• **Task description**
Search the material for the string "Well", then report how many lines hold it, with no other text.

• **Data provided**
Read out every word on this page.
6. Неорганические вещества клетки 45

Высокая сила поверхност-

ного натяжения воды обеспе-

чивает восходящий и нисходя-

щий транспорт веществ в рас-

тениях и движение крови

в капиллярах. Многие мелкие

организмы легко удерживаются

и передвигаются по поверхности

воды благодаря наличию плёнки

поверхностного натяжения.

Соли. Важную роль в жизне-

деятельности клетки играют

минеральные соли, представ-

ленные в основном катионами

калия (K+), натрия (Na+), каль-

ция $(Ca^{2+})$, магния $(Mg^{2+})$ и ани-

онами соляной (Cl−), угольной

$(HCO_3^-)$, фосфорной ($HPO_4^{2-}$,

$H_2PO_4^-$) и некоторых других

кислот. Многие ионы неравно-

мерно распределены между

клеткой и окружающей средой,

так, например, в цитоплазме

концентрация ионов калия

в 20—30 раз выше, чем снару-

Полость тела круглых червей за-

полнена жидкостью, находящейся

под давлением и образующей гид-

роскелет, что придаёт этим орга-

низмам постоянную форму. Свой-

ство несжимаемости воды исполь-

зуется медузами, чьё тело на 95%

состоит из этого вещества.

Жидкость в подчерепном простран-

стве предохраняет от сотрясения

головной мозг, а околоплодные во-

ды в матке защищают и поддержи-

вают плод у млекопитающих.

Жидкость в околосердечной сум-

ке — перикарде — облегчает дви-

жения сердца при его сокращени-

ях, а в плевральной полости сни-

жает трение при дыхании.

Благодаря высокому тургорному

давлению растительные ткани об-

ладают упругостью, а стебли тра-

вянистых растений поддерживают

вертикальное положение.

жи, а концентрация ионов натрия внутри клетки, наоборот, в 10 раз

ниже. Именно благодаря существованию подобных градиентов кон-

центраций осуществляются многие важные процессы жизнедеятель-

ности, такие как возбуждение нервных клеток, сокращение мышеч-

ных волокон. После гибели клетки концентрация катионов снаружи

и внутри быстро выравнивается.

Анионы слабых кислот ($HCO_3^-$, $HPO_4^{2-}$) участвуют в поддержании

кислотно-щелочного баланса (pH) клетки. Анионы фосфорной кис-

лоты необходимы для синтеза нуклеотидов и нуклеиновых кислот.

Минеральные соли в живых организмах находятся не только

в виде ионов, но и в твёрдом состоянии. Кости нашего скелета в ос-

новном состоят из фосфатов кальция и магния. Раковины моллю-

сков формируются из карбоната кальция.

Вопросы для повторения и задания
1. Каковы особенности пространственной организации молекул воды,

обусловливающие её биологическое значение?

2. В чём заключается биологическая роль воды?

==

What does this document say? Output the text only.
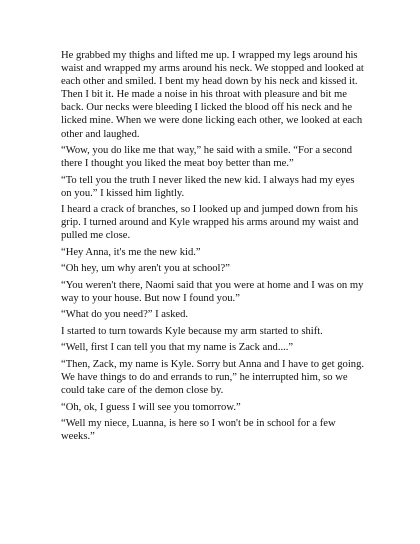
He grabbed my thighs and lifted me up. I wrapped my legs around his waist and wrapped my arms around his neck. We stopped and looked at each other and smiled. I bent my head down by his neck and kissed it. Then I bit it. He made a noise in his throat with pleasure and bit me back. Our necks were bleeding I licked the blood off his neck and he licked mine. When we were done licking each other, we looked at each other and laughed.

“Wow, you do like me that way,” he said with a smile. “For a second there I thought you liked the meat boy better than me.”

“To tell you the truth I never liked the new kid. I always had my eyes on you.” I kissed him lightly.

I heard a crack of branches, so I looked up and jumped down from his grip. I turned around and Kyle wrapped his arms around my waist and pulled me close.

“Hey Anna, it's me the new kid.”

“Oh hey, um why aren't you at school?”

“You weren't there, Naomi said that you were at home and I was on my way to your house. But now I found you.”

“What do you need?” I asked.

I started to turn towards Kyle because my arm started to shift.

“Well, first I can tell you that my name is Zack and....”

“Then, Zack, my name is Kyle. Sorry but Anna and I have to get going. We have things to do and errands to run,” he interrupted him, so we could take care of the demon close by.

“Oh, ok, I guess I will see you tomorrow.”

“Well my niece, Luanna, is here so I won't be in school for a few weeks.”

* * *

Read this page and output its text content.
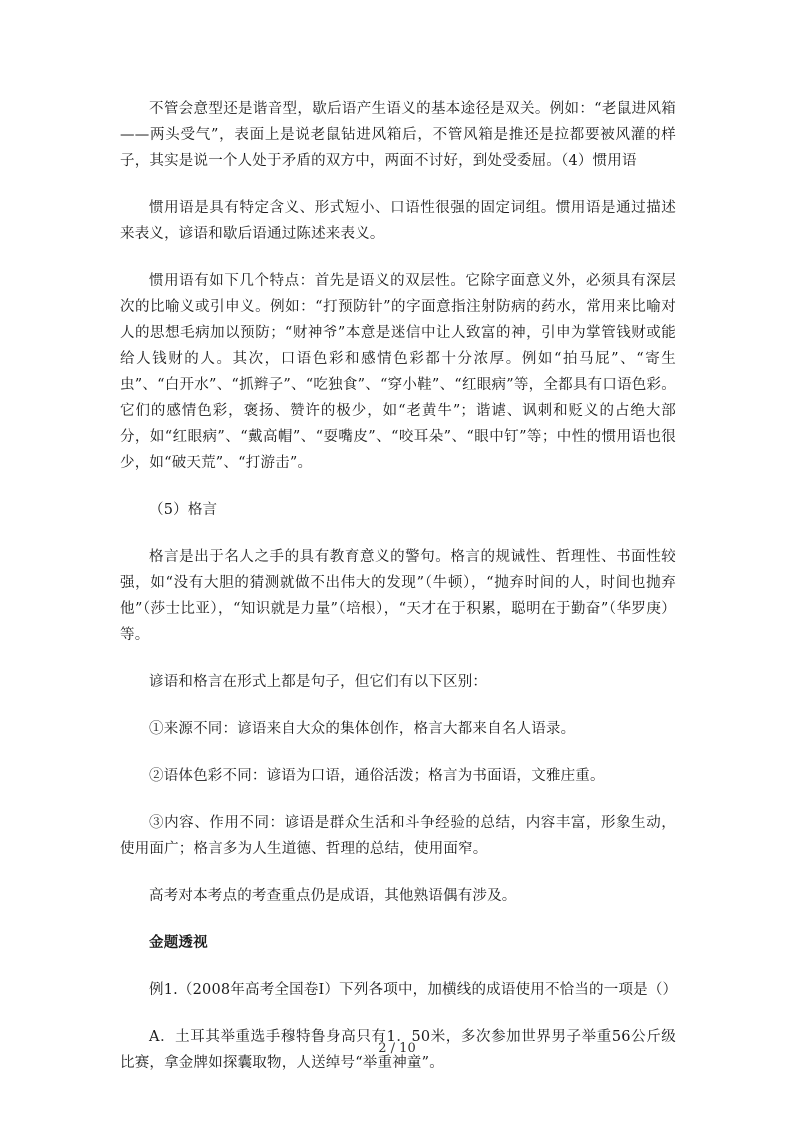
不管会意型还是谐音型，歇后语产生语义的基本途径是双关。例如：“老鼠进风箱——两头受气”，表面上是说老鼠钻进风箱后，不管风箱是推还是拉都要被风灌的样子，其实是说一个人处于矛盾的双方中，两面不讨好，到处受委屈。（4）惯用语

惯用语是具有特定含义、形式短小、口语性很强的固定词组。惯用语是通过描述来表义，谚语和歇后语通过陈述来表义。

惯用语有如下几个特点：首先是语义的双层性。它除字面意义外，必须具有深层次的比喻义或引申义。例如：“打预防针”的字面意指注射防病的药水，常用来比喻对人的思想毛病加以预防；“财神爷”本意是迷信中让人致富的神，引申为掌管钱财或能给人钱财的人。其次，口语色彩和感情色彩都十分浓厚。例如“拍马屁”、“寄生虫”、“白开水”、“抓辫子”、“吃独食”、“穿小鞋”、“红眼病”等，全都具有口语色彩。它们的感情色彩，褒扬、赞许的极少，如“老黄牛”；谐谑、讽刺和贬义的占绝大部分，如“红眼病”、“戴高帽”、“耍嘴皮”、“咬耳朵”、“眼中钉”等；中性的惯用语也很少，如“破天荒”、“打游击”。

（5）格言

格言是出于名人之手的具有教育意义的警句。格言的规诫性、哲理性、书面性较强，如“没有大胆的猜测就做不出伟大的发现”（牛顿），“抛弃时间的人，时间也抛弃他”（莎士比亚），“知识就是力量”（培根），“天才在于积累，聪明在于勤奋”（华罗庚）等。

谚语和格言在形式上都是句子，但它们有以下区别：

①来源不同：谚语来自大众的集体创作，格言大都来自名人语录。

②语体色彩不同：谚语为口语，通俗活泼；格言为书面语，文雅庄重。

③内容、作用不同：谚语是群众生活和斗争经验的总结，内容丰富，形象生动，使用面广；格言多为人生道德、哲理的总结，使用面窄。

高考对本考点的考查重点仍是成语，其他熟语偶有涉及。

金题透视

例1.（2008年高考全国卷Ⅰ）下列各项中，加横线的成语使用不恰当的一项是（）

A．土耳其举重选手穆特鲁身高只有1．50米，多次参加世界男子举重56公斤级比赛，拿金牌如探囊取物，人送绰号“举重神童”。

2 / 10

• **Response**
2